• **RECORDS PROVIDED**:

◇ ◇ ◇ ◇ ◇ ◇ ◇

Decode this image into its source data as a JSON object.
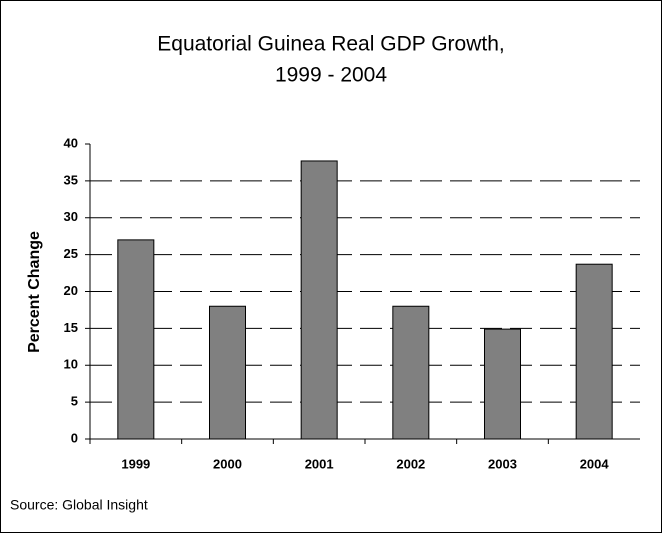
{
  "chart_data": {
    "type": "bar",
    "title": [
      "Equatorial Guinea Real GDP Growth,",
      "1999 - 2004"
    ],
    "y_label": "Percent Change",
    "source": "Source: Global Insight",
    "categories": [
      "1999",
      "2000",
      "2001",
      "2002",
      "2003",
      "2004"
    ],
    "values": [
      27.0,
      18.0,
      37.7,
      18.0,
      14.9,
      23.7
    ],
    "color": "#808080",
    "ylim": [
      0,
      40
    ],
    "yticks": [
      0,
      5,
      10,
      15,
      20,
      25,
      30,
      35,
      40
    ],
    "grid": true
  }
}
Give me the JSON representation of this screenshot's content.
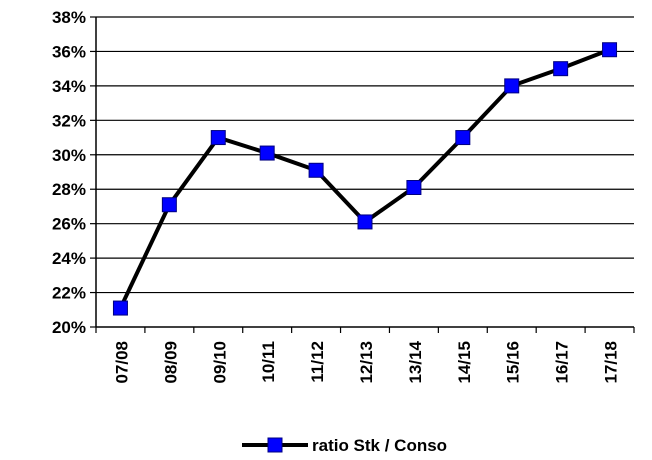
{
  "chart_data": {
    "type": "line",
    "categories": [
      "07/08",
      "08/09",
      "09/10",
      "10/11",
      "11/12",
      "12/13",
      "13/14",
      "14/15",
      "15/16",
      "16/17",
      "17/18"
    ],
    "series": [
      {
        "name": "ratio Stk / Conso",
        "values": [
          21.1,
          27.1,
          31.0,
          30.1,
          29.1,
          26.1,
          28.1,
          31.0,
          34.0,
          35.0,
          36.1
        ]
      }
    ],
    "y_ticks": [
      "20%",
      "22%",
      "24%",
      "26%",
      "28%",
      "30%",
      "32%",
      "34%",
      "36%",
      "38%"
    ],
    "ylim": [
      20,
      38
    ],
    "y_unit": "%",
    "grid": "horizontal",
    "legend_position": "bottom-center",
    "colors": {
      "line": "#000000",
      "marker": "#0000ff",
      "grid": "#000000",
      "axis": "#000000"
    },
    "title": "",
    "xlabel": "",
    "ylabel": ""
  }
}
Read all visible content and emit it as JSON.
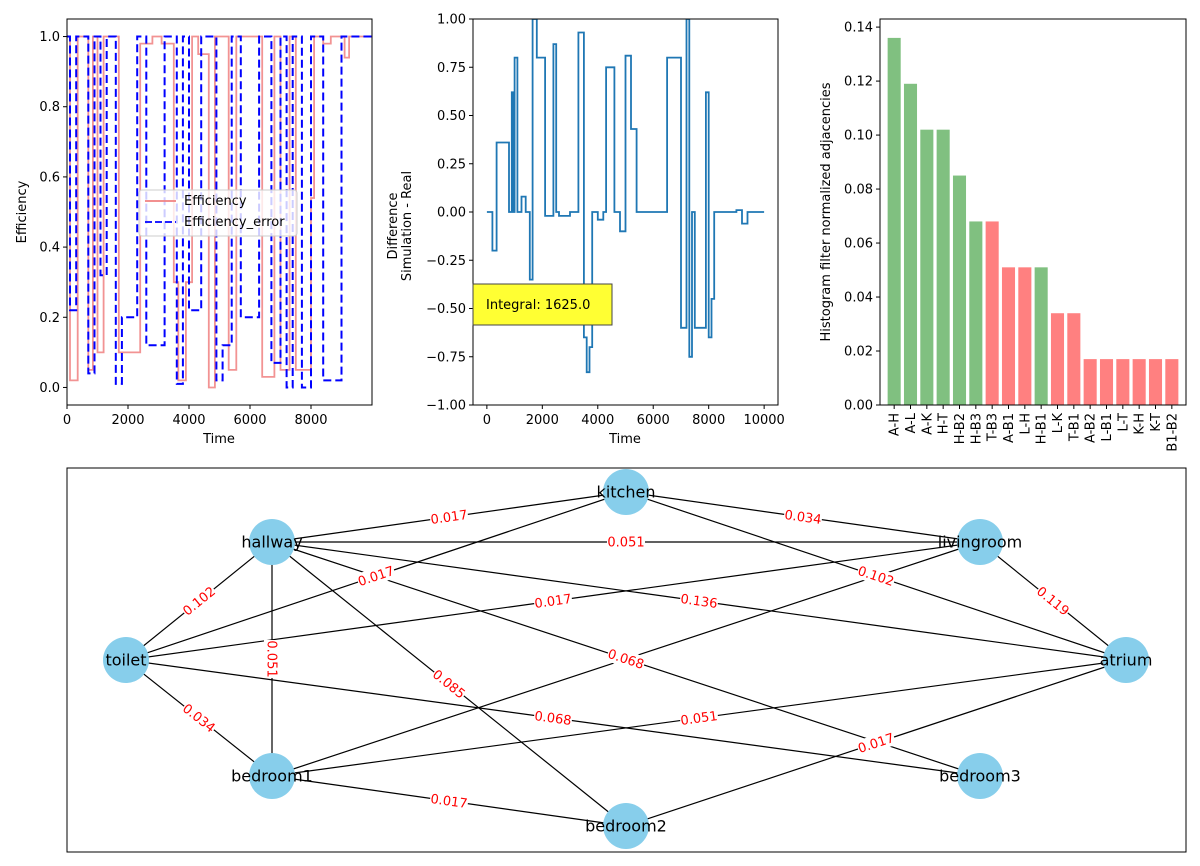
{
  "chart_data": [
    {
      "type": "line",
      "xlabel": "Time",
      "ylabel": "Efficiency",
      "xlim": [
        0,
        10000
      ],
      "ylim": [
        -0.05,
        1.05
      ],
      "xticks": [
        "0",
        "2000",
        "4000",
        "6000",
        "8000"
      ],
      "yticks": [
        "0.0",
        "0.2",
        "0.4",
        "0.6",
        "0.8",
        "1.0"
      ],
      "legend": {
        "placement": "center",
        "entries": [
          "Efficiency",
          "Efficiency_error"
        ]
      },
      "series": [
        {
          "name": "Efficiency",
          "color": "#f08080",
          "style": "solid",
          "x": [
            0,
            100,
            100,
            350,
            350,
            700,
            700,
            850,
            850,
            1000,
            1000,
            1200,
            1200,
            1700,
            1700,
            2400,
            2400,
            2800,
            2800,
            3100,
            3100,
            3500,
            3500,
            3650,
            3650,
            3900,
            3900,
            4100,
            4100,
            4300,
            4300,
            4650,
            4650,
            4850,
            4850,
            5300,
            5300,
            5550,
            5550,
            6400,
            6400,
            6800,
            6800,
            7000,
            7000,
            7300,
            7300,
            7500,
            7500,
            8000,
            8000,
            8100,
            8100,
            8400,
            8400,
            8650,
            8650,
            9100,
            9100,
            9250,
            9250,
            10000
          ],
          "y": [
            1.0,
            1.0,
            0.02,
            0.02,
            1.0,
            1.0,
            0.05,
            0.05,
            1.0,
            1.0,
            0.1,
            0.1,
            1.0,
            1.0,
            0.1,
            0.1,
            0.98,
            0.98,
            1.0,
            1.0,
            0.98,
            0.98,
            0.3,
            0.3,
            0.02,
            0.02,
            0.3,
            0.3,
            1.0,
            1.0,
            0.95,
            0.95,
            0.0,
            0.0,
            1.0,
            1.0,
            0.05,
            0.05,
            1.0,
            1.0,
            0.03,
            0.03,
            1.0,
            1.0,
            0.05,
            0.05,
            1.0,
            1.0,
            0.05,
            0.05,
            0.54,
            0.54,
            1.0,
            1.0,
            0.98,
            0.98,
            1.0,
            1.0,
            0.94,
            0.94,
            1.0,
            1.0
          ]
        },
        {
          "name": "Efficiency_error",
          "color": "#0000ff",
          "style": "dashed",
          "x": [
            0,
            100,
            100,
            300,
            300,
            700,
            700,
            900,
            900,
            1100,
            1100,
            1300,
            1300,
            1600,
            1600,
            1800,
            1800,
            2300,
            2300,
            2600,
            2600,
            3200,
            3200,
            3600,
            3600,
            3800,
            3800,
            4000,
            4000,
            4400,
            4400,
            4900,
            4900,
            5100,
            5100,
            5400,
            5400,
            5700,
            5700,
            6300,
            6300,
            6700,
            6700,
            7000,
            7000,
            7200,
            7200,
            7400,
            7400,
            7700,
            7700,
            8000,
            8000,
            8400,
            8400,
            9000,
            9000,
            9200,
            9200,
            10000
          ],
          "y": [
            1.0,
            1.0,
            0.22,
            0.22,
            1.0,
            1.0,
            0.04,
            0.04,
            1.0,
            1.0,
            0.32,
            0.32,
            1.0,
            1.0,
            0.01,
            0.01,
            0.2,
            0.2,
            1.0,
            1.0,
            0.12,
            0.12,
            1.0,
            1.0,
            0.01,
            0.01,
            1.0,
            1.0,
            0.22,
            0.22,
            1.0,
            1.0,
            0.02,
            0.02,
            0.12,
            0.12,
            1.0,
            1.0,
            0.2,
            0.2,
            1.0,
            1.0,
            0.07,
            0.07,
            1.0,
            1.0,
            0.0,
            0.0,
            1.0,
            1.0,
            0.0,
            0.0,
            1.0,
            1.0,
            0.02,
            0.02,
            1.0,
            1.0,
            1.0,
            1.0
          ]
        }
      ]
    },
    {
      "type": "line",
      "xlabel": "Time",
      "ylabel": "Difference\nSimulation - Real",
      "ylabel_lines": [
        "Difference",
        "Simulation - Real"
      ],
      "xlim": [
        -500,
        10500
      ],
      "ylim": [
        -1.0,
        1.0
      ],
      "xticks": [
        "0",
        "2000",
        "4000",
        "6000",
        "8000",
        "10000"
      ],
      "yticks": [
        "−1.00",
        "−0.75",
        "−0.50",
        "−0.25",
        "0.00",
        "0.25",
        "0.50",
        "0.75",
        "1.00"
      ],
      "annotation": "Integral: 1625.0",
      "series": [
        {
          "color": "#1f77b4",
          "x": [
            0,
            200,
            200,
            350,
            350,
            800,
            800,
            900,
            900,
            950,
            950,
            1000,
            1000,
            1100,
            1100,
            1250,
            1250,
            1400,
            1400,
            1550,
            1550,
            1650,
            1650,
            1800,
            1800,
            2100,
            2100,
            2400,
            2400,
            2500,
            2500,
            2600,
            2600,
            3000,
            3000,
            3300,
            3300,
            3500,
            3500,
            3600,
            3600,
            3700,
            3700,
            3800,
            3800,
            4000,
            4000,
            4200,
            4200,
            4300,
            4300,
            4600,
            4600,
            4800,
            4800,
            5000,
            5000,
            5200,
            5200,
            5400,
            5400,
            5500,
            5500,
            5600,
            5600,
            6000,
            6000,
            6500,
            6500,
            7000,
            7000,
            7200,
            7200,
            7300,
            7300,
            7400,
            7400,
            7500,
            7500,
            7900,
            7900,
            8000,
            8000,
            8100,
            8100,
            8200,
            8200,
            9000,
            9000,
            9200,
            9200,
            9400,
            9400,
            10000
          ],
          "y": [
            0.0,
            0.0,
            -0.2,
            -0.2,
            0.36,
            0.36,
            0.0,
            0.0,
            0.62,
            0.62,
            0.0,
            0.0,
            0.8,
            0.8,
            0.0,
            0.0,
            0.08,
            0.08,
            0.0,
            0.0,
            -0.35,
            -0.35,
            1.0,
            1.0,
            0.8,
            0.8,
            -0.02,
            -0.02,
            0.87,
            0.87,
            0.0,
            0.0,
            -0.02,
            -0.02,
            0.0,
            0.0,
            0.93,
            0.93,
            -0.65,
            -0.65,
            -0.83,
            -0.83,
            -0.7,
            -0.7,
            0.0,
            0.0,
            -0.04,
            -0.04,
            0.0,
            0.0,
            0.75,
            0.75,
            0.0,
            0.0,
            -0.1,
            -0.1,
            0.81,
            0.81,
            0.43,
            0.43,
            0.0,
            0.0,
            0.0,
            0.0,
            0.0,
            0.0,
            0.0,
            0.0,
            0.8,
            0.8,
            -0.6,
            -0.6,
            1.0,
            1.0,
            -0.75,
            -0.75,
            0.0,
            0.0,
            -0.6,
            -0.6,
            0.62,
            0.62,
            -0.65,
            -0.65,
            -0.45,
            -0.45,
            0.0,
            0.0,
            0.01,
            0.01,
            -0.06,
            -0.06,
            0.0,
            0.0
          ]
        }
      ]
    },
    {
      "type": "bar",
      "ylabel": "Histogram filter normalized adjacencies",
      "ylim": [
        0,
        0.143
      ],
      "yticks": [
        "0.00",
        "0.02",
        "0.04",
        "0.06",
        "0.08",
        "0.10",
        "0.12",
        "0.14"
      ],
      "categories": [
        "A-H",
        "A-L",
        "A-K",
        "H-T",
        "H-B2",
        "H-B3",
        "T-B3",
        "A-B1",
        "L-H",
        "H-B1",
        "L-K",
        "T-B1",
        "A-B2",
        "L-B1",
        "L-T",
        "K-H",
        "K-T",
        "B1-B2"
      ],
      "values": [
        0.136,
        0.119,
        0.102,
        0.102,
        0.085,
        0.068,
        0.068,
        0.051,
        0.051,
        0.051,
        0.034,
        0.034,
        0.017,
        0.017,
        0.017,
        0.017,
        0.017,
        0.017
      ],
      "colors": [
        "#80c080",
        "#80c080",
        "#80c080",
        "#80c080",
        "#80c080",
        "#80c080",
        "#ff8080",
        "#ff8080",
        "#ff8080",
        "#80c080",
        "#ff8080",
        "#ff8080",
        "#ff8080",
        "#ff8080",
        "#ff8080",
        "#ff8080",
        "#ff8080",
        "#ff8080"
      ]
    },
    {
      "type": "network",
      "node_color": "#87ceeb",
      "edge_label_color": "#ff0000",
      "nodes": [
        "kitchen",
        "hallway",
        "livingroom",
        "toilet",
        "atrium",
        "bedroom1",
        "bedroom2",
        "bedroom3"
      ],
      "edges": [
        {
          "source": "hallway",
          "target": "kitchen",
          "label": "0.017"
        },
        {
          "source": "kitchen",
          "target": "livingroom",
          "label": "0.034"
        },
        {
          "source": "hallway",
          "target": "livingroom",
          "label": "0.051"
        },
        {
          "source": "hallway",
          "target": "toilet",
          "label": "0.102"
        },
        {
          "source": "livingroom",
          "target": "atrium",
          "label": "0.119"
        },
        {
          "source": "hallway",
          "target": "atrium",
          "label": "0.136"
        },
        {
          "source": "kitchen",
          "target": "atrium",
          "label": "0.102"
        },
        {
          "source": "toilet",
          "target": "livingroom",
          "label": "0.017"
        },
        {
          "source": "hallway",
          "target": "bedroom3",
          "label": "0.068"
        },
        {
          "source": "hallway",
          "target": "bedroom1",
          "label": "0.051"
        },
        {
          "source": "hallway",
          "target": "bedroom2",
          "label": "0.085"
        },
        {
          "source": "toilet",
          "target": "bedroom1",
          "label": "0.034"
        },
        {
          "source": "toilet",
          "target": "bedroom3",
          "label": "0.068"
        },
        {
          "source": "toilet",
          "target": "kitchen",
          "label": "0.017"
        },
        {
          "source": "bedroom1",
          "target": "livingroom",
          "label": ""
        },
        {
          "source": "bedroom1",
          "target": "atrium",
          "label": "0.051"
        },
        {
          "source": "bedroom1",
          "target": "bedroom2",
          "label": "0.017"
        },
        {
          "source": "bedroom2",
          "target": "atrium",
          "label": "0.017"
        }
      ]
    }
  ]
}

◇ ◇ ◇ ◇ ◇ ◇ ◇

• **WHAT TO DO**:
From the listing above, collect every line that mentions the word "Real".

• **ANSWER BELOW**:
      "Equatorial Guinea Real GDP Growth,",
      "ylabel": "Difference\nSimulation - Real",
        "Simulation - Real"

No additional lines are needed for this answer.